▶ _GOAL_:
Transcribe the entries exactly; images are not part of the copy.

** start **

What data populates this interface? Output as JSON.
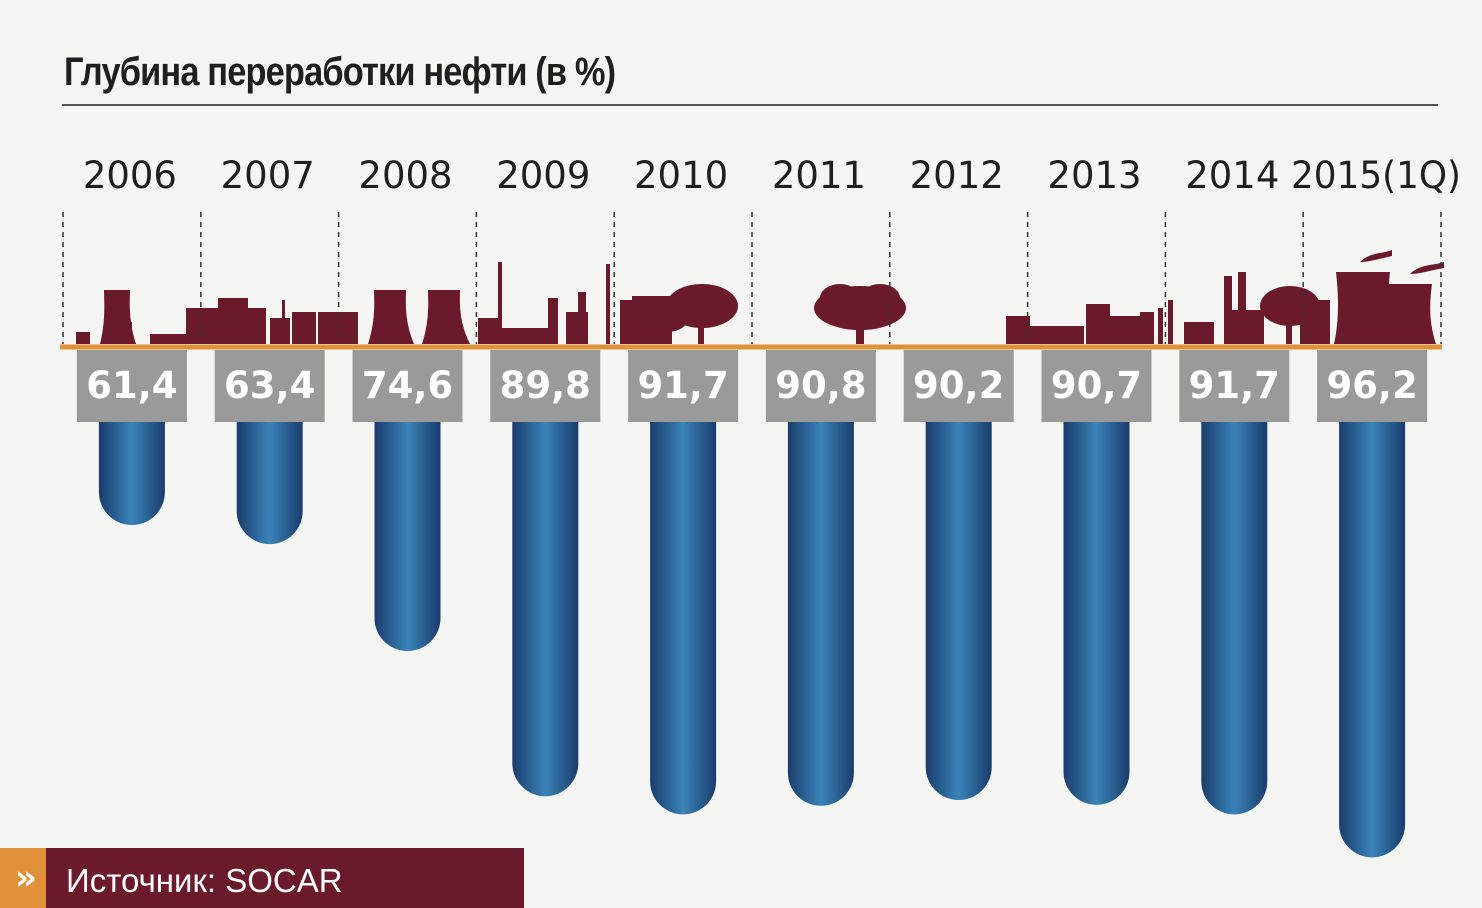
{
  "title": "Глубина переработки нефти (в %)",
  "source": {
    "chevron": "»",
    "label": "Источник:  SOCAR"
  },
  "colors": {
    "silhouette": "#6b1a2c",
    "baseline": "#e0913a",
    "label_box": "#9a9a9a",
    "tube_dark": "#1a3c6c",
    "tube_light": "#3a83b8"
  },
  "chart_data": {
    "type": "bar",
    "categories": [
      "2006",
      "2007",
      "2008",
      "2009",
      "2010",
      "2011",
      "2012",
      "2013",
      "2014",
      "2015(1Q)"
    ],
    "values": [
      61.4,
      63.4,
      74.6,
      89.8,
      91.7,
      90.8,
      90.2,
      90.7,
      91.7,
      96.2
    ],
    "value_labels": [
      "61,4",
      "63,4",
      "74,6",
      "89,8",
      "91,7",
      "90,8",
      "90,2",
      "90,7",
      "91,7",
      "96,2"
    ],
    "ylabel": "",
    "xlabel": ""
  }
}
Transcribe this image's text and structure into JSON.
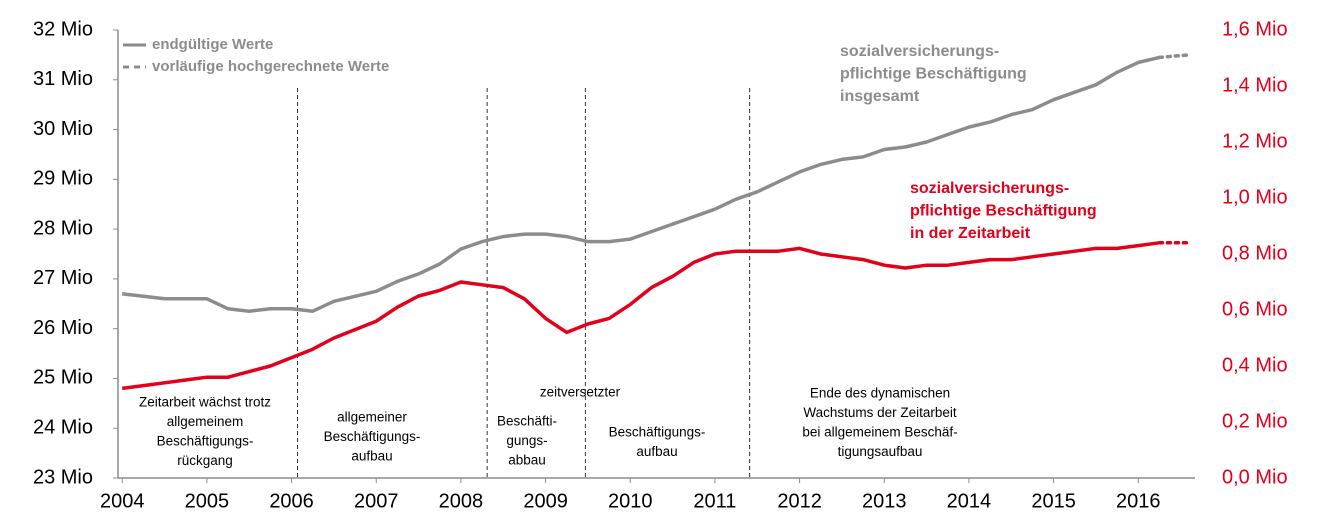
{
  "chart_data": {
    "type": "line",
    "legend": [
      {
        "name": "endgültige Werte",
        "dashed": false
      },
      {
        "name": "vorläufige hochgerechnete Werte",
        "dashed": true
      }
    ],
    "legend_color": "#8c8c8c",
    "x": [
      2004,
      2004.25,
      2004.5,
      2004.75,
      2005,
      2005.25,
      2005.5,
      2005.75,
      2006,
      2006.25,
      2006.5,
      2006.75,
      2007,
      2007.25,
      2007.5,
      2007.75,
      2008,
      2008.25,
      2008.5,
      2008.75,
      2009,
      2009.25,
      2009.5,
      2009.75,
      2010,
      2010.25,
      2010.5,
      2010.75,
      2011,
      2011.25,
      2011.5,
      2011.75,
      2012,
      2012.25,
      2012.5,
      2012.75,
      2013,
      2013.25,
      2013.5,
      2013.75,
      2014,
      2014.25,
      2014.5,
      2014.75,
      2015,
      2015.25,
      2015.5,
      2015.75,
      2016,
      2016.25
    ],
    "series": [
      {
        "color": "#8c8c8c",
        "axis": "y",
        "dashed": false,
        "values": [
          26.7,
          26.65,
          26.6,
          26.6,
          26.6,
          26.4,
          26.35,
          26.4,
          26.4,
          26.35,
          26.55,
          26.65,
          26.75,
          26.95,
          27.1,
          27.3,
          27.6,
          27.75,
          27.85,
          27.9,
          27.9,
          27.85,
          27.75,
          27.75,
          27.8,
          27.95,
          28.1,
          28.25,
          28.4,
          28.6,
          28.75,
          28.95,
          29.15,
          29.3,
          29.4,
          29.45,
          29.6,
          29.65,
          29.75,
          29.9,
          30.05,
          30.15,
          30.3,
          30.4,
          30.6,
          30.75,
          30.9,
          31.15,
          31.35,
          31.45
        ]
      },
      {
        "color": "#e2001a",
        "axis": "y2",
        "dashed": false,
        "values": [
          0.32,
          0.33,
          0.34,
          0.35,
          0.36,
          0.36,
          0.38,
          0.4,
          0.43,
          0.46,
          0.5,
          0.53,
          0.56,
          0.61,
          0.65,
          0.67,
          0.7,
          0.69,
          0.68,
          0.64,
          0.57,
          0.52,
          0.55,
          0.57,
          0.62,
          0.68,
          0.72,
          0.77,
          0.8,
          0.81,
          0.81,
          0.81,
          0.82,
          0.8,
          0.79,
          0.78,
          0.76,
          0.75,
          0.76,
          0.76,
          0.77,
          0.78,
          0.78,
          0.79,
          0.8,
          0.81,
          0.82,
          0.82,
          0.83,
          0.84
        ]
      },
      {
        "color": "#8c8c8c",
        "axis": "y",
        "dashed": true,
        "x": [
          2016.25,
          2016.45,
          2016.6
        ],
        "values": [
          31.45,
          31.48,
          31.5
        ]
      },
      {
        "color": "#e2001a",
        "axis": "y2",
        "dashed": true,
        "x": [
          2016.25,
          2016.45,
          2016.6
        ],
        "values": [
          0.84,
          0.84,
          0.84
        ]
      }
    ],
    "xlim": [
      2003.95,
      2016.67
    ],
    "xticks": [
      2004,
      2005,
      2006,
      2007,
      2008,
      2009,
      2010,
      2011,
      2012,
      2013,
      2014,
      2015,
      2016
    ],
    "ylim": [
      23,
      32
    ],
    "yticks": [
      {
        "value": 23,
        "label": "23 Mio"
      },
      {
        "value": 24,
        "label": "24 Mio"
      },
      {
        "value": 25,
        "label": "25 Mio"
      },
      {
        "value": 26,
        "label": "26 Mio"
      },
      {
        "value": 27,
        "label": "27 Mio"
      },
      {
        "value": 28,
        "label": "28 Mio"
      },
      {
        "value": 29,
        "label": "29 Mio"
      },
      {
        "value": 30,
        "label": "30 Mio"
      },
      {
        "value": 31,
        "label": "31 Mio"
      },
      {
        "value": 32,
        "label": "32 Mio"
      }
    ],
    "y2lim": [
      0,
      1.6
    ],
    "y2ticks": [
      {
        "value": 0,
        "label": "0,0 Mio"
      },
      {
        "value": 0.2,
        "label": "0,2 Mio"
      },
      {
        "value": 0.4,
        "label": "0,4 Mio"
      },
      {
        "value": 0.6,
        "label": "0,6 Mio"
      },
      {
        "value": 0.8,
        "label": "0,8 Mio"
      },
      {
        "value": 1.0,
        "label": "1,0 Mio"
      },
      {
        "value": 1.2,
        "label": "1,2 Mio"
      },
      {
        "value": 1.4,
        "label": "1,4 Mio"
      },
      {
        "value": 1.6,
        "label": "1,6 Mio"
      }
    ],
    "y2_color": "#e2001a",
    "dividers": [
      2006.07,
      2008.31,
      2009.47,
      2011.41
    ],
    "series_labels": [
      {
        "color": "#8c8c8c",
        "lines": [
          "sozialversicherungs-",
          "pflichtige Beschäftigung",
          "insgesamt"
        ]
      },
      {
        "color": "#e2001a",
        "lines": [
          "sozialversicherungs-",
          "pflichtige Beschäftigung",
          "in der Zeitarbeit"
        ]
      }
    ],
    "periods": [
      [
        "Zeitarbeit wächst trotz",
        "allgemeinem",
        "Beschäftigungs-",
        "rückgang"
      ],
      [
        "allgemeiner",
        "Beschäftigungs-",
        "aufbau"
      ],
      [
        "Beschäfti-",
        "gungs-",
        "abbau"
      ],
      [
        "Beschäftigungs-",
        "aufbau"
      ],
      [
        "Ende des dynamischen",
        "Wachstums der Zeitarbeit",
        "bei allgemeinem Beschäf-",
        "tigungsaufbau"
      ]
    ],
    "period_note": "zeitversetzter"
  }
}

** end **

▶ _RESULT_:
What data populates this interface? Output as JSON.
{
  "title": "Глубина переработки нефти (в %)",
  "source": {
    "chevron": "»",
    "label": "Источник:  SOCAR"
  },
  "colors": {
    "silhouette": "#6b1a2c",
    "baseline": "#e0913a",
    "label_box": "#9a9a9a",
    "tube_dark": "#1a3c6c",
    "tube_light": "#3a83b8"
  },
  "chart_data": {
    "type": "bar",
    "categories": [
      "2006",
      "2007",
      "2008",
      "2009",
      "2010",
      "2011",
      "2012",
      "2013",
      "2014",
      "2015(1Q)"
    ],
    "values": [
      61.4,
      63.4,
      74.6,
      89.8,
      91.7,
      90.8,
      90.2,
      90.7,
      91.7,
      96.2
    ],
    "value_labels": [
      "61,4",
      "63,4",
      "74,6",
      "89,8",
      "91,7",
      "90,8",
      "90,2",
      "90,7",
      "91,7",
      "96,2"
    ],
    "ylabel": "",
    "xlabel": ""
  }
}
Transcribe this image's text and structure into JSON.
{
  "chart_data": {
    "type": "line",
    "legend": [
      {
        "name": "endgültige Werte",
        "dashed": false
      },
      {
        "name": "vorläufige hochgerechnete Werte",
        "dashed": true
      }
    ],
    "legend_color": "#8c8c8c",
    "x": [
      2004,
      2004.25,
      2004.5,
      2004.75,
      2005,
      2005.25,
      2005.5,
      2005.75,
      2006,
      2006.25,
      2006.5,
      2006.75,
      2007,
      2007.25,
      2007.5,
      2007.75,
      2008,
      2008.25,
      2008.5,
      2008.75,
      2009,
      2009.25,
      2009.5,
      2009.75,
      2010,
      2010.25,
      2010.5,
      2010.75,
      2011,
      2011.25,
      2011.5,
      2011.75,
      2012,
      2012.25,
      2012.5,
      2012.75,
      2013,
      2013.25,
      2013.5,
      2013.75,
      2014,
      2014.25,
      2014.5,
      2014.75,
      2015,
      2015.25,
      2015.5,
      2015.75,
      2016,
      2016.25
    ],
    "series": [
      {
        "color": "#8c8c8c",
        "axis": "y",
        "dashed": false,
        "values": [
          26.7,
          26.65,
          26.6,
          26.6,
          26.6,
          26.4,
          26.35,
          26.4,
          26.4,
          26.35,
          26.55,
          26.65,
          26.75,
          26.95,
          27.1,
          27.3,
          27.6,
          27.75,
          27.85,
          27.9,
          27.9,
          27.85,
          27.75,
          27.75,
          27.8,
          27.95,
          28.1,
          28.25,
          28.4,
          28.6,
          28.75,
          28.95,
          29.15,
          29.3,
          29.4,
          29.45,
          29.6,
          29.65,
          29.75,
          29.9,
          30.05,
          30.15,
          30.3,
          30.4,
          30.6,
          30.75,
          30.9,
          31.15,
          31.35,
          31.45
        ]
      },
      {
        "color": "#e2001a",
        "axis": "y2",
        "dashed": false,
        "values": [
          0.32,
          0.33,
          0.34,
          0.35,
          0.36,
          0.36,
          0.38,
          0.4,
          0.43,
          0.46,
          0.5,
          0.53,
          0.56,
          0.61,
          0.65,
          0.67,
          0.7,
          0.69,
          0.68,
          0.64,
          0.57,
          0.52,
          0.55,
          0.57,
          0.62,
          0.68,
          0.72,
          0.77,
          0.8,
          0.81,
          0.81,
          0.81,
          0.82,
          0.8,
          0.79,
          0.78,
          0.76,
          0.75,
          0.76,
          0.76,
          0.77,
          0.78,
          0.78,
          0.79,
          0.8,
          0.81,
          0.82,
          0.82,
          0.83,
          0.84
        ]
      },
      {
        "color": "#8c8c8c",
        "axis": "y",
        "dashed": true,
        "x": [
          2016.25,
          2016.45,
          2016.6
        ],
        "values": [
          31.45,
          31.48,
          31.5
        ]
      },
      {
        "color": "#e2001a",
        "axis": "y2",
        "dashed": true,
        "x": [
          2016.25,
          2016.45,
          2016.6
        ],
        "values": [
          0.84,
          0.84,
          0.84
        ]
      }
    ],
    "xlim": [
      2003.95,
      2016.67
    ],
    "xticks": [
      2004,
      2005,
      2006,
      2007,
      2008,
      2009,
      2010,
      2011,
      2012,
      2013,
      2014,
      2015,
      2016
    ],
    "ylim": [
      23,
      32
    ],
    "yticks": [
      {
        "value": 23,
        "label": "23 Mio"
      },
      {
        "value": 24,
        "label": "24 Mio"
      },
      {
        "value": 25,
        "label": "25 Mio"
      },
      {
        "value": 26,
        "label": "26 Mio"
      },
      {
        "value": 27,
        "label": "27 Mio"
      },
      {
        "value": 28,
        "label": "28 Mio"
      },
      {
        "value": 29,
        "label": "29 Mio"
      },
      {
        "value": 30,
        "label": "30 Mio"
      },
      {
        "value": 31,
        "label": "31 Mio"
      },
      {
        "value": 32,
        "label": "32 Mio"
      }
    ],
    "y2lim": [
      0,
      1.6
    ],
    "y2ticks": [
      {
        "value": 0,
        "label": "0,0 Mio"
      },
      {
        "value": 0.2,
        "label": "0,2 Mio"
      },
      {
        "value": 0.4,
        "label": "0,4 Mio"
      },
      {
        "value": 0.6,
        "label": "0,6 Mio"
      },
      {
        "value": 0.8,
        "label": "0,8 Mio"
      },
      {
        "value": 1.0,
        "label": "1,0 Mio"
      },
      {
        "value": 1.2,
        "label": "1,2 Mio"
      },
      {
        "value": 1.4,
        "label": "1,4 Mio"
      },
      {
        "value": 1.6,
        "label": "1,6 Mio"
      }
    ],
    "y2_color": "#e2001a",
    "dividers": [
      2006.07,
      2008.31,
      2009.47,
      2011.41
    ],
    "series_labels": [
      {
        "color": "#8c8c8c",
        "lines": [
          "sozialversicherungs-",
          "pflichtige Beschäftigung",
          "insgesamt"
        ]
      },
      {
        "color": "#e2001a",
        "lines": [
          "sozialversicherungs-",
          "pflichtige Beschäftigung",
          "in der Zeitarbeit"
        ]
      }
    ],
    "periods": [
      [
        "Zeitarbeit wächst trotz",
        "allgemeinem",
        "Beschäftigungs-",
        "rückgang"
      ],
      [
        "allgemeiner",
        "Beschäftigungs-",
        "aufbau"
      ],
      [
        "Beschäfti-",
        "gungs-",
        "abbau"
      ],
      [
        "Beschäftigungs-",
        "aufbau"
      ],
      [
        "Ende des dynamischen",
        "Wachstums der Zeitarbeit",
        "bei allgemeinem Beschäf-",
        "tigungsaufbau"
      ]
    ],
    "period_note": "zeitversetzter"
  }
}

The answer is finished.